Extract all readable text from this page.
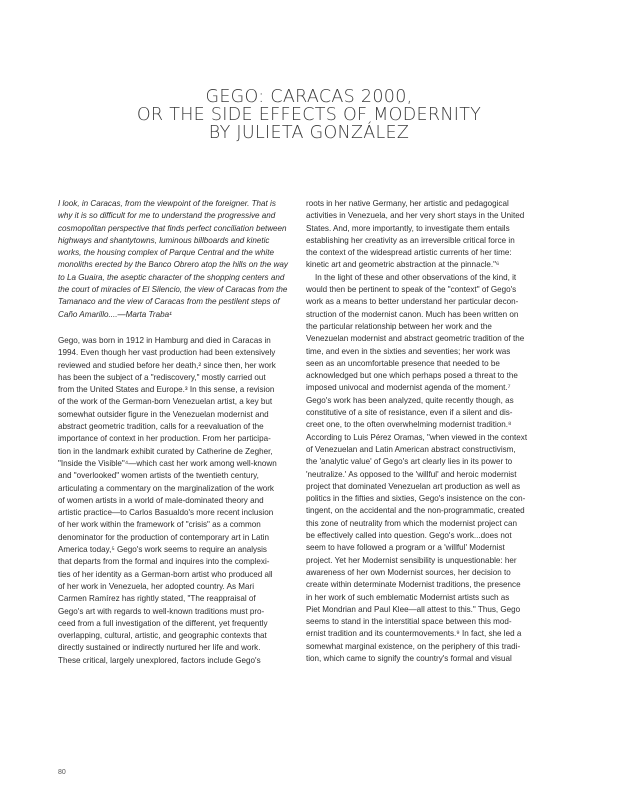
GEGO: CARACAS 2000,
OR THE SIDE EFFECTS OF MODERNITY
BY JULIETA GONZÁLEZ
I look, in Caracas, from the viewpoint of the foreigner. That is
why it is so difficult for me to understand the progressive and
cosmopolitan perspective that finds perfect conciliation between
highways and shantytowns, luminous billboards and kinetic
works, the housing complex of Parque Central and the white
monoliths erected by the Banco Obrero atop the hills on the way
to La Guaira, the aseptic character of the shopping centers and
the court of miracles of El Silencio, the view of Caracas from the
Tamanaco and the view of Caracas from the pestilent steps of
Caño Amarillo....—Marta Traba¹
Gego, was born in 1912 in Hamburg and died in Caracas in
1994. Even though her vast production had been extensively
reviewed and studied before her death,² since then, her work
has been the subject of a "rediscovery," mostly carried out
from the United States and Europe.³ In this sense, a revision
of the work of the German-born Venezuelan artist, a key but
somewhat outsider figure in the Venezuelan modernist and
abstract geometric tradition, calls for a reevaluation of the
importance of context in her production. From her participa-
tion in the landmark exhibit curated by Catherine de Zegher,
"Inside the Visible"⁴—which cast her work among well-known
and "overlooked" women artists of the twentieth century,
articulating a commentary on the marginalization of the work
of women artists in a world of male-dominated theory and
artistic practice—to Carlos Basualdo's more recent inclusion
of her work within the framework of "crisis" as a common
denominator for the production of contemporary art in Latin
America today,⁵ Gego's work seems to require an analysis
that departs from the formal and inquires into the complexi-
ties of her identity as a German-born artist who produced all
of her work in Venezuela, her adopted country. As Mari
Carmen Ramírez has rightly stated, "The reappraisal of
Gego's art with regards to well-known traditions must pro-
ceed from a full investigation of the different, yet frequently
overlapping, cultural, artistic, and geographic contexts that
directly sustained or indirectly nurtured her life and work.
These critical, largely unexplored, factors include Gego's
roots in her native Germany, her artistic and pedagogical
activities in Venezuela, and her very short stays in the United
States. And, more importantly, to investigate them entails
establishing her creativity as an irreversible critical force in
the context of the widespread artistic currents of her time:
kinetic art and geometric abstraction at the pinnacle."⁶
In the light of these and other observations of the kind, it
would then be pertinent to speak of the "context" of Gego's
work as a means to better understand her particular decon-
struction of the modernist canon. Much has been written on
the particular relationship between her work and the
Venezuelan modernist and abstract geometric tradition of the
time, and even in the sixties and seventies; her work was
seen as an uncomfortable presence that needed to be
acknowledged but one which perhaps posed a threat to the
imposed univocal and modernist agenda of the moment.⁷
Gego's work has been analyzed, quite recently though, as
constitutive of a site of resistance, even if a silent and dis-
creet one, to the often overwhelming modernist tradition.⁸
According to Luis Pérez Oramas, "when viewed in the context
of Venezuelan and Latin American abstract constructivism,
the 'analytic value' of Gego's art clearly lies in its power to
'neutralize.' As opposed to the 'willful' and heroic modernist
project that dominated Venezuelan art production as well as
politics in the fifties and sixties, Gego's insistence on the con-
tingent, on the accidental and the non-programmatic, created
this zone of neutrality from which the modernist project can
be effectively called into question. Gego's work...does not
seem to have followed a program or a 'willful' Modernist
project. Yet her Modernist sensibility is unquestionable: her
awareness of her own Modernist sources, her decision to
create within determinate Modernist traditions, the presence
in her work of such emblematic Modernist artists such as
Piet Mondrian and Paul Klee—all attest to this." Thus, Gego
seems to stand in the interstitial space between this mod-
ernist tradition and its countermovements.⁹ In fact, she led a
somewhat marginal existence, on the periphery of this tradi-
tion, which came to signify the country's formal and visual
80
......
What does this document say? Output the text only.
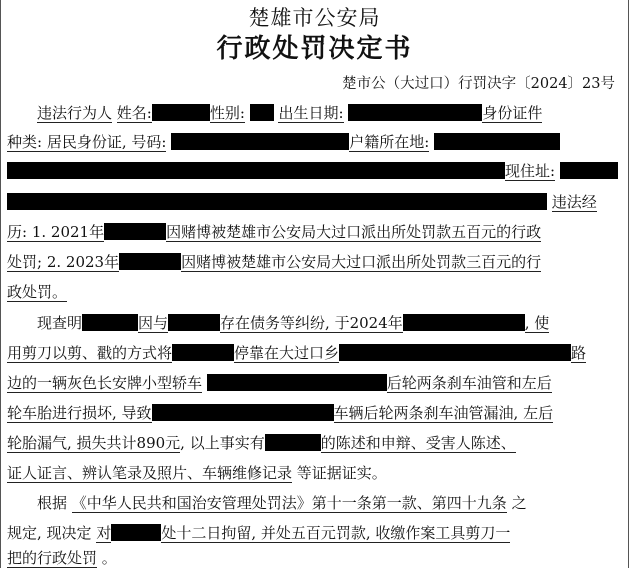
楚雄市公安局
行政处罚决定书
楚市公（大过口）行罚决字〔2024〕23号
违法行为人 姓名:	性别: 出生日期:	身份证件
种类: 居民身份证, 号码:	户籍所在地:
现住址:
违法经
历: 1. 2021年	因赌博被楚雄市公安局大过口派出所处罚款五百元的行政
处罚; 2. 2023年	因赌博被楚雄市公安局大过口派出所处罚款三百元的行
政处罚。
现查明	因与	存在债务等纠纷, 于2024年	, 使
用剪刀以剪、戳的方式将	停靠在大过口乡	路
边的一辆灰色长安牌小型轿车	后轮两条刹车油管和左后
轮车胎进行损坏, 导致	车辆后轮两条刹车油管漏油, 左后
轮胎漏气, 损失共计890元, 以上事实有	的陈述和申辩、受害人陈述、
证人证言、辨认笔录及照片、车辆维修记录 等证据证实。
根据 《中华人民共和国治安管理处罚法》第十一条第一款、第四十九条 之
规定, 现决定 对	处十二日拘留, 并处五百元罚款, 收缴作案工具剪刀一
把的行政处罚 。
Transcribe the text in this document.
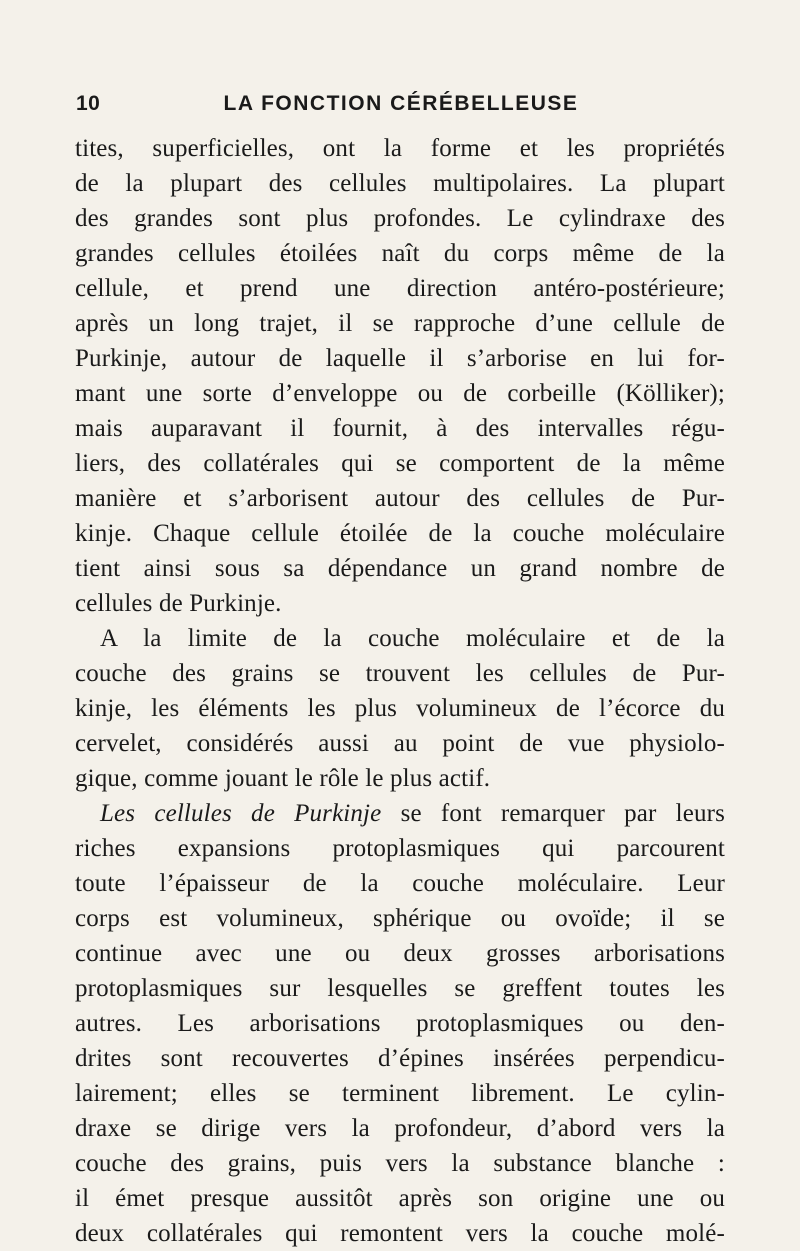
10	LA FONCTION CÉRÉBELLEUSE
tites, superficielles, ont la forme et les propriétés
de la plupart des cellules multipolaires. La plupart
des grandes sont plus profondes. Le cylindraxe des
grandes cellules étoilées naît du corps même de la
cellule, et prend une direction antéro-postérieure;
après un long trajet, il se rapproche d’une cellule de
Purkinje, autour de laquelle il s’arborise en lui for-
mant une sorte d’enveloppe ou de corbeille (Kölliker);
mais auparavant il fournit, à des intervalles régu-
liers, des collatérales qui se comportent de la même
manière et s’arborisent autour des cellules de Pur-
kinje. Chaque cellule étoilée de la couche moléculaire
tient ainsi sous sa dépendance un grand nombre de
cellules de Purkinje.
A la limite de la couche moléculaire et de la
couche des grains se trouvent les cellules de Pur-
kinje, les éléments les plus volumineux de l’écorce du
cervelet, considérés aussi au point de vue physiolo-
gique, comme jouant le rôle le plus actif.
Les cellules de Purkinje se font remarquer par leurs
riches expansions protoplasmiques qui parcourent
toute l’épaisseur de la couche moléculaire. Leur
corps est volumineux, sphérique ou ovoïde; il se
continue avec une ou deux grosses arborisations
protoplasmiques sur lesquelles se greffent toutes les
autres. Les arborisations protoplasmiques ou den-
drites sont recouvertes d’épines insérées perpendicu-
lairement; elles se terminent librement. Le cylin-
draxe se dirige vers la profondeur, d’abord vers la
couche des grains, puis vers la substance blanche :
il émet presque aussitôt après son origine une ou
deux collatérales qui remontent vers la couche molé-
......
__WHAT THE EXERCISE ASKS__:
Pick out the lines containing the word "geometric" and show them.

__SOLUTION TO THE PROBLEM__:
abstract geometric tradition, calls for a reevaluation of the
kinetic art and geometric abstraction at the pinnacle."⁶
Venezuelan modernist and abstract geometric tradition of the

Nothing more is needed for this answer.